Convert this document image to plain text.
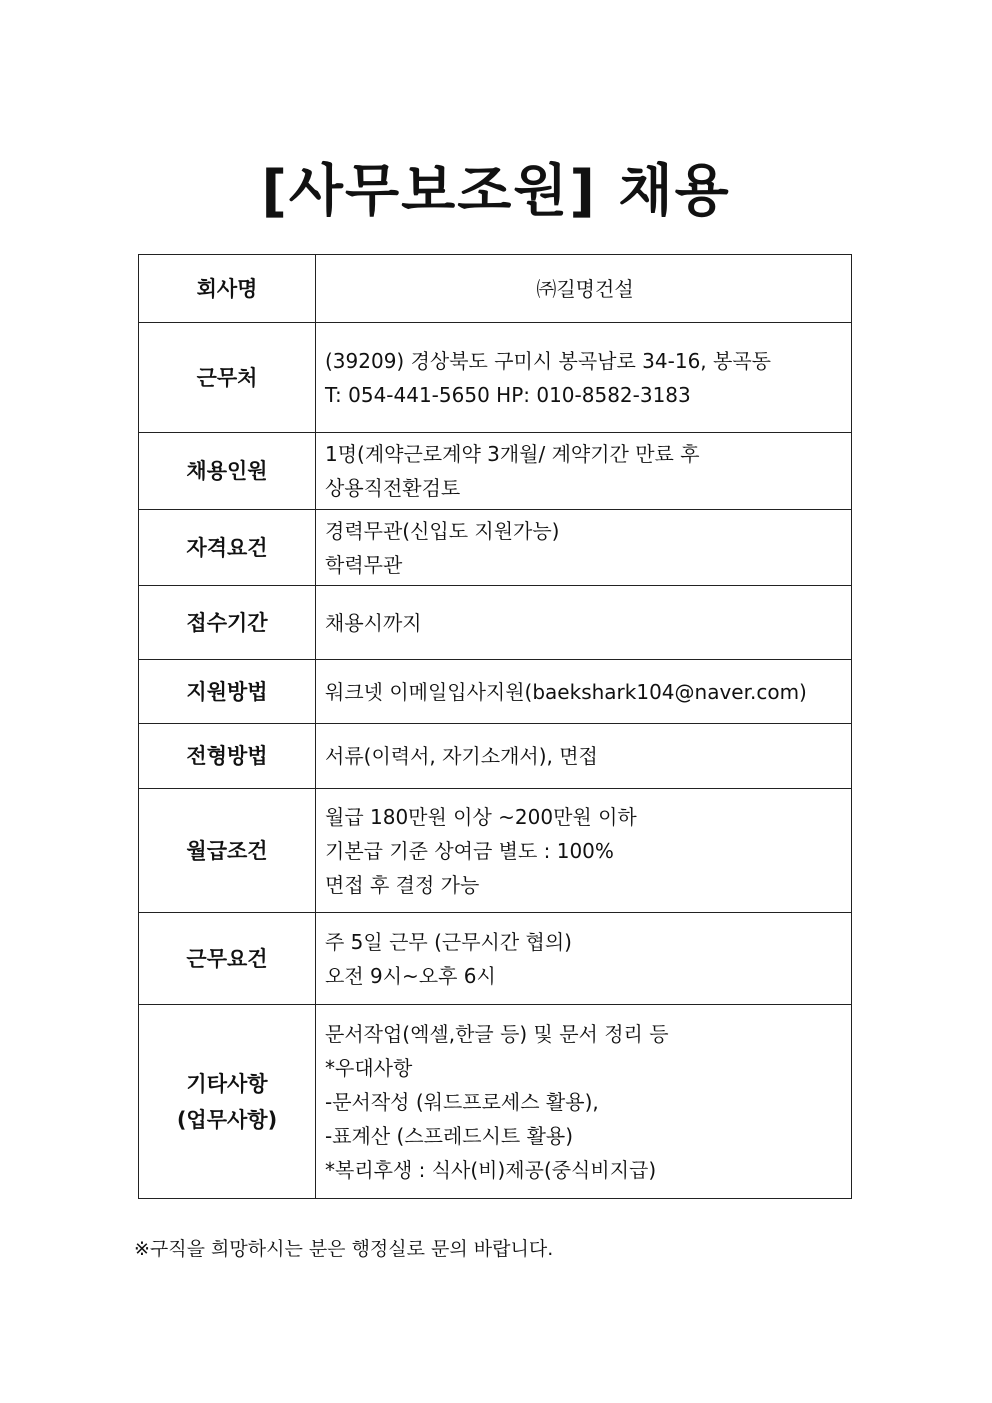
[사무보조원] 채용
회사명	㈜길명건설

근무처	(39209) 경상북도 구미시 봉곡남로 34-16, 봉곡동
T: 054-441-5650 HP: 010-8582-3183

채용인원	1명(계약근로계약 3개월/ 계약기간 만료 후
상용직전환검토

자격요건	경력무관(신입도 지원가능)
학력무관

접수기간	채용시까지

지원방법	워크넷 이메일입사지원(baekshark104@naver.com)

전형방법	서류(이력서, 자기소개서), 면접

월급조건	월급 180만원 이상 ~200만원 이하
기본급 기준 상여금 별도 : 100%
면접 후 결정 가능

근무요건	주 5일 근무 (근무시간 협의)
오전 9시~오후 6시

기타사항
(업무사항)	문서작업(엑셀,한글 등) 및 문서 정리 등
*우대사항
-문서작성 (워드프로세스 활용),
-표계산 (스프레드시트 활용)
*복리후생 : 식사(비)제공(중식비지급)
※구직을 희망하시는 분은 행정실로 문의 바랍니다.
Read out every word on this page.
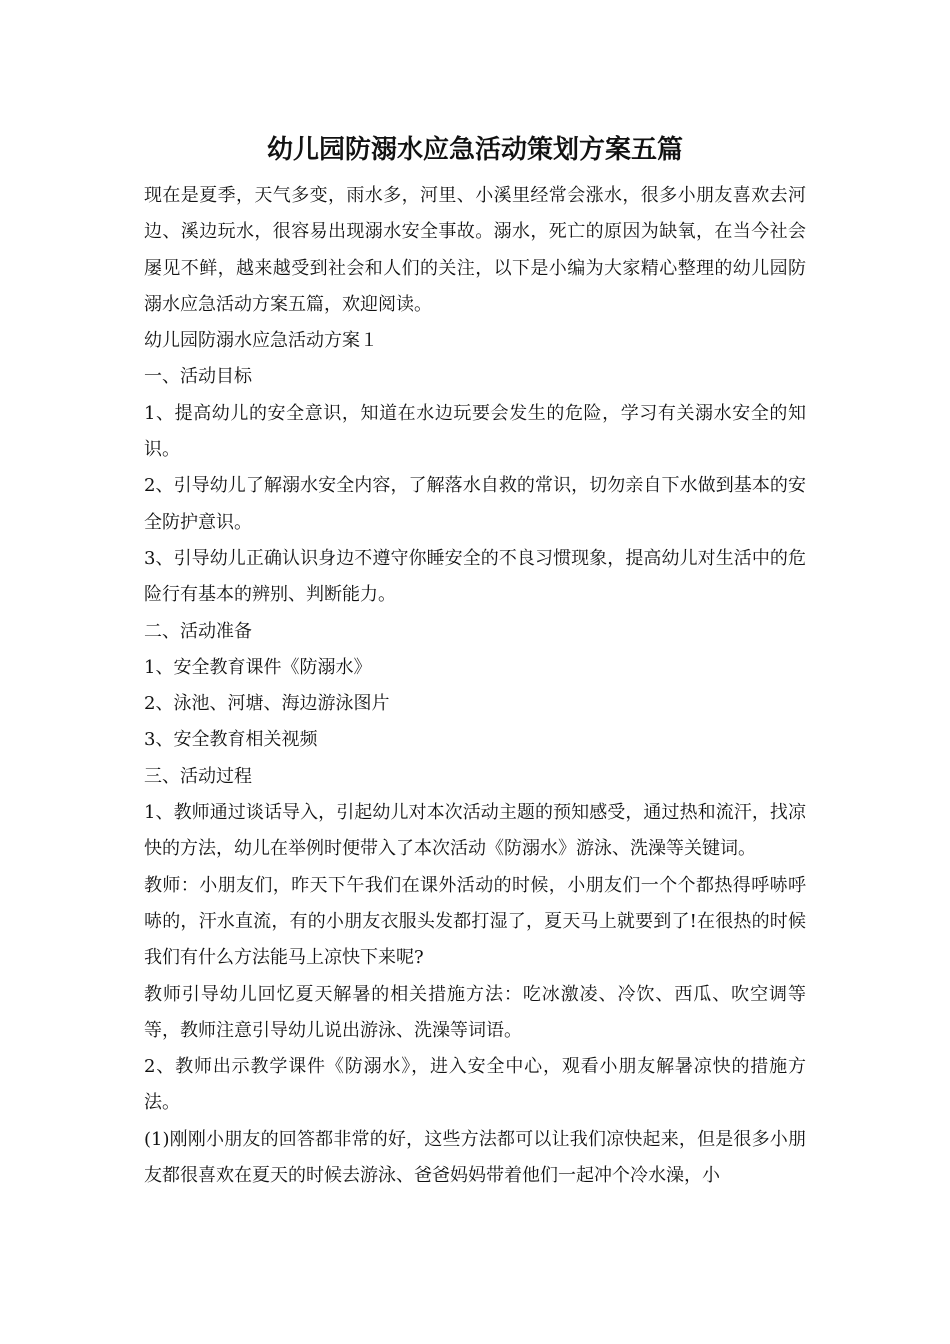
幼儿园防溺水应急活动策划方案五篇

现在是夏季，天气多变，雨水多，河里、小溪里经常会涨水，很多小朋友喜欢去河边、溪边玩水，很容易出现溺水安全事故。溺水，死亡的原因为缺氧，在当今社会屡见不鲜，越来越受到社会和人们的关注，以下是小编为大家精心整理的幼儿园防溺水应急活动方案五篇，欢迎阅读。

幼儿园防溺水应急活动方案１

一、活动目标

1、提高幼儿的安全意识，知道在水边玩要会发生的危险，学习有关溺水安全的知识。

2、引导幼儿了解溺水安全内容，了解落水自救的常识，切勿亲自下水做到基本的安全防护意识。

3、引导幼儿正确认识身边不遵守你睡安全的不良习惯现象，提高幼儿对生活中的危险行有基本的辨别、判断能力。

二、活动准备

1、安全教育课件《防溺水》

2、泳池、河塘、海边游泳图片

3、安全教育相关视频

三、活动过程

1、教师通过谈话导入，引起幼儿对本次活动主题的预知感受，通过热和流汗，找凉快的方法，幼儿在举例时便带入了本次活动《防溺水》游泳、洗澡等关键词。

教师：小朋友们，昨天下午我们在课外活动的时候，小朋友们一个个都热得呼哧呼哧的，汗水直流，有的小朋友衣服头发都打湿了，夏天马上就要到了!在很热的时候我们有什么方法能马上凉快下来呢?

教师引导幼儿回忆夏天解暑的相关措施方法：吃冰激凌、冷饮、西瓜、吹空调等等，教师注意引导幼儿说出游泳、洗澡等词语。

2、教师出示教学课件《防溺水》，进入安全中心，观看小朋友解暑凉快的措施方法。

(1)刚刚小朋友的回答都非常的好，这些方法都可以让我们凉快起来，但是很多小朋友都很喜欢在夏天的时候去游泳、爸爸妈妈带着他们一起冲个冷水澡，小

AIM: Tell how many lines in the material contain the word "this". Only the number is wanted.

PROBLEM SOLUTION: 2